__Job__: Extract all data as written.

__Provided data__:

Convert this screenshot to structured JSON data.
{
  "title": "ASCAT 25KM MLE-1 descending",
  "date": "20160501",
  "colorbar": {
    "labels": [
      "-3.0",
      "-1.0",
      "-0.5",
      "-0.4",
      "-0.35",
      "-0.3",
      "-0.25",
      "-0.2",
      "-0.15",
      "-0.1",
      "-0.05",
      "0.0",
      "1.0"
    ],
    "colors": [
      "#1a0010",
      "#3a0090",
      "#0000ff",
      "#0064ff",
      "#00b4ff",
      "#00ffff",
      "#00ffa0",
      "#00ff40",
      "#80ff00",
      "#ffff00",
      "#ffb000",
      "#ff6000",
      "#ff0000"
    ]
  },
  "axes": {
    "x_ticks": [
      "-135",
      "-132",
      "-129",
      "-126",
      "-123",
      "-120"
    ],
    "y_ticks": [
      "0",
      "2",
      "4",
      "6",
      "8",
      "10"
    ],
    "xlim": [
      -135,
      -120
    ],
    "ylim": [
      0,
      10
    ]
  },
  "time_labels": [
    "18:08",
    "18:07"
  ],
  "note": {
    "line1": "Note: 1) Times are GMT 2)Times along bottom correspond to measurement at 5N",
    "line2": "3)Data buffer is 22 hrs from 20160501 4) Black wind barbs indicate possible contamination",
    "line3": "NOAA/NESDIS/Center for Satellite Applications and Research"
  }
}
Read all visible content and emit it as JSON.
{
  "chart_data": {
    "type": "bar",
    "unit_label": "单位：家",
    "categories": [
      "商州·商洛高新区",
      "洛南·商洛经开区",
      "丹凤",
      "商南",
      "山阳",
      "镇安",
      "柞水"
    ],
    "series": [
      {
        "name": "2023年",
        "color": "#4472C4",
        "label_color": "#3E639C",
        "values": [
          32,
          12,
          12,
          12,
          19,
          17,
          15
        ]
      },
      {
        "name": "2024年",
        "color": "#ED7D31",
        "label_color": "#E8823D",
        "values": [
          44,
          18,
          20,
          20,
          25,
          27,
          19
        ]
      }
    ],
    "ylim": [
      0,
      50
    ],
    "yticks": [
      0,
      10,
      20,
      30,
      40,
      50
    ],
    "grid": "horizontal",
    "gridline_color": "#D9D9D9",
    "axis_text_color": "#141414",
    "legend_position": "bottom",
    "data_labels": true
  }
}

__Completed task__:
Convert this screenshot to structured JSON data.
{
  "title": "ASCAT 25KM MLE-1 descending",
  "date": "20160501",
  "colorbar": {
    "labels": [
      "-3.0",
      "-1.0",
      "-0.5",
      "-0.4",
      "-0.35",
      "-0.3",
      "-0.25",
      "-0.2",
      "-0.15",
      "-0.1",
      "-0.05",
      "0.0",
      "1.0"
    ],
    "colors": [
      "#1a0010",
      "#3a0090",
      "#0000ff",
      "#0064ff",
      "#00b4ff",
      "#00ffff",
      "#00ffa0",
      "#00ff40",
      "#80ff00",
      "#ffff00",
      "#ffb000",
      "#ff6000",
      "#ff0000"
    ]
  },
  "axes": {
    "x_ticks": [
      "-135",
      "-132",
      "-129",
      "-126",
      "-123",
      "-120"
    ],
    "y_ticks": [
      "0",
      "2",
      "4",
      "6",
      "8",
      "10"
    ],
    "xlim": [
      -135,
      -120
    ],
    "ylim": [
      0,
      10
    ]
  },
  "time_labels": [
    "18:08",
    "18:07"
  ],
  "note": {
    "line1": "Note: 1) Times are GMT 2)Times along bottom correspond to measurement at 5N",
    "line2": "3)Data buffer is 22 hrs from 20160501 4) Black wind barbs indicate possible contamination",
    "line3": "NOAA/NESDIS/Center for Satellite Applications and Research"
  }
}
Read all visible content and emit it as JSON.
{
  "chart_data": {
    "type": "bar",
    "unit_label": "单位：家",
    "categories": [
      "商州·商洛高新区",
      "洛南·商洛经开区",
      "丹凤",
      "商南",
      "山阳",
      "镇安",
      "柞水"
    ],
    "series": [
      {
        "name": "2023年",
        "color": "#4472C4",
        "label_color": "#3E639C",
        "values": [
          32,
          12,
          12,
          12,
          19,
          17,
          15
        ]
      },
      {
        "name": "2024年",
        "color": "#ED7D31",
        "label_color": "#E8823D",
        "values": [
          44,
          18,
          20,
          20,
          25,
          27,
          19
        ]
      }
    ],
    "ylim": [
      0,
      50
    ],
    "yticks": [
      0,
      10,
      20,
      30,
      40,
      50
    ],
    "grid": "horizontal",
    "gridline_color": "#D9D9D9",
    "axis_text_color": "#141414",
    "legend_position": "bottom",
    "data_labels": true
  }
}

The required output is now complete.